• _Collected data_
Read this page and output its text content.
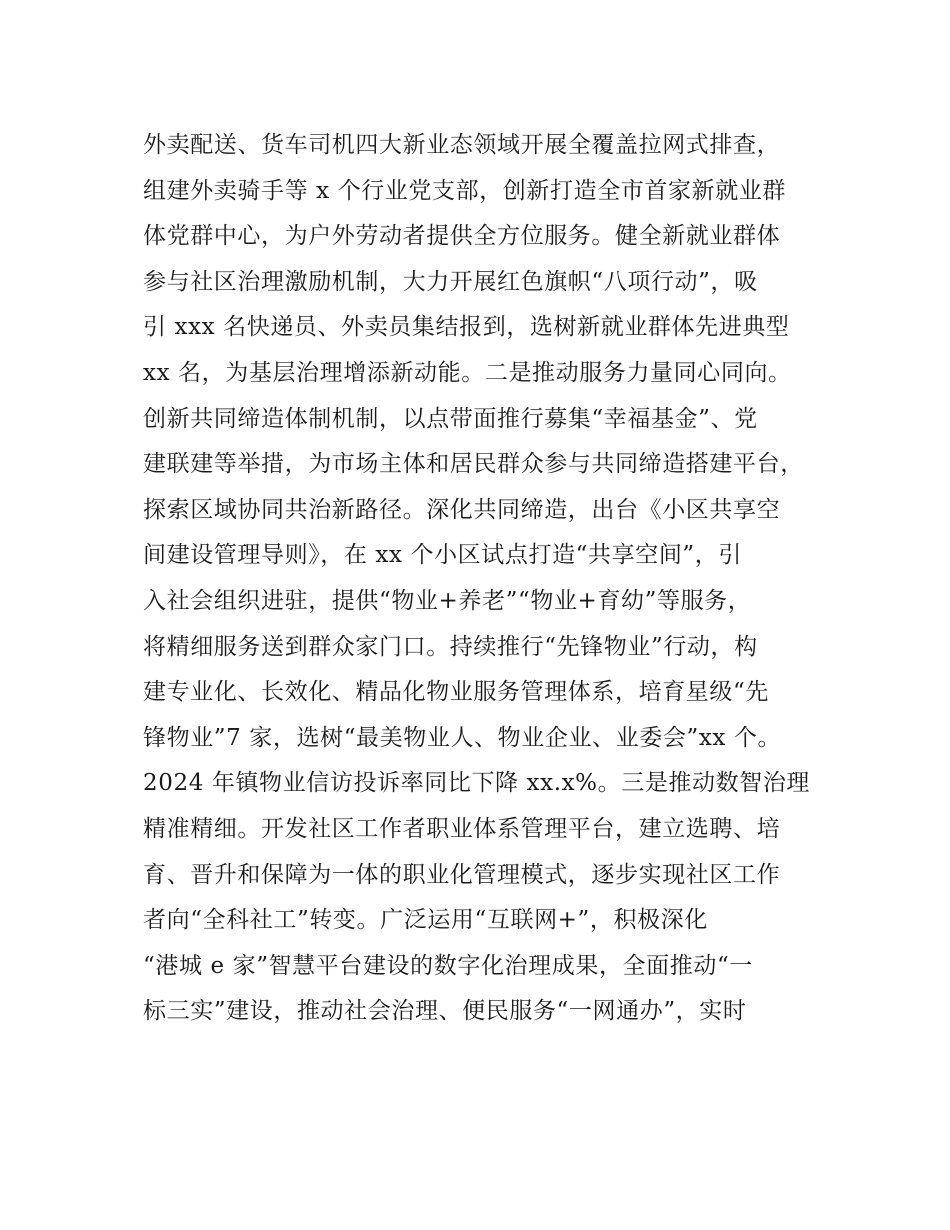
外卖配送、货车司机四大新业态领域开展全覆盖拉网式排查，
组建外卖骑手等 x 个行业党支部，创新打造全市首家新就业群
体党群中心，为户外劳动者提供全方位服务。健全新就业群体
参与社区治理激励机制，大力开展红色旗帜“八项行动”，吸
引 xxx 名快递员、外卖员集结报到，选树新就业群体先进典型
xx 名，为基层治理增添新动能。二是推动服务力量同心同向。
创新共同缔造体制机制，以点带面推行募集“幸福基金”、党
建联建等举措，为市场主体和居民群众参与共同缔造搭建平台，
探索区域协同共治新路径。深化共同缔造，出台《小区共享空
间建设管理导则》，在 xx 个小区试点打造“共享空间”，引
入社会组织进驻，提供“物业+养老”“物业+育幼”等服务，
将精细服务送到群众家门口。持续推行“先锋物业”行动，构
建专业化、长效化、精品化物业服务管理体系，培育星级“先
锋物业”7 家，选树“最美物业人、物业企业、业委会”xx 个。
2024 年镇物业信访投诉率同比下降 xx.x%。三是推动数智治理
精准精细。开发社区工作者职业体系管理平台，建立选聘、培
育、晋升和保障为一体的职业化管理模式，逐步实现社区工作
者向“全科社工”转变。广泛运用“互联网+”，积极深化
“港城 e 家”智慧平台建设的数字化治理成果，全面推动“一
标三实”建设，推动社会治理、便民服务“一网通办”，实时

• _Required work_
Output each line exactly; omit every picture.

• _Complete response_
Read this page and output its text content.
外卖配送、货车司机四大新业态领域开展全覆盖拉网式排查，
组建外卖骑手等 x 个行业党支部，创新打造全市首家新就业群
体党群中心，为户外劳动者提供全方位服务。健全新就业群体
参与社区治理激励机制，大力开展红色旗帜“八项行动”，吸
引 xxx 名快递员、外卖员集结报到，选树新就业群体先进典型
xx 名，为基层治理增添新动能。二是推动服务力量同心同向。
创新共同缔造体制机制，以点带面推行募集“幸福基金”、党
建联建等举措，为市场主体和居民群众参与共同缔造搭建平台，
探索区域协同共治新路径。深化共同缔造，出台《小区共享空
间建设管理导则》，在 xx 个小区试点打造“共享空间”，引
入社会组织进驻，提供“物业+养老”“物业+育幼”等服务，
将精细服务送到群众家门口。持续推行“先锋物业”行动，构
建专业化、长效化、精品化物业服务管理体系，培育星级“先
锋物业”7 家，选树“最美物业人、物业企业、业委会”xx 个。
2024 年镇物业信访投诉率同比下降 xx.x%。三是推动数智治理
精准精细。开发社区工作者职业体系管理平台，建立选聘、培
育、晋升和保障为一体的职业化管理模式，逐步实现社区工作
者向“全科社工”转变。广泛运用“互联网+”，积极深化
“港城 e 家”智慧平台建设的数字化治理成果，全面推动“一
标三实”建设，推动社会治理、便民服务“一网通办”，实时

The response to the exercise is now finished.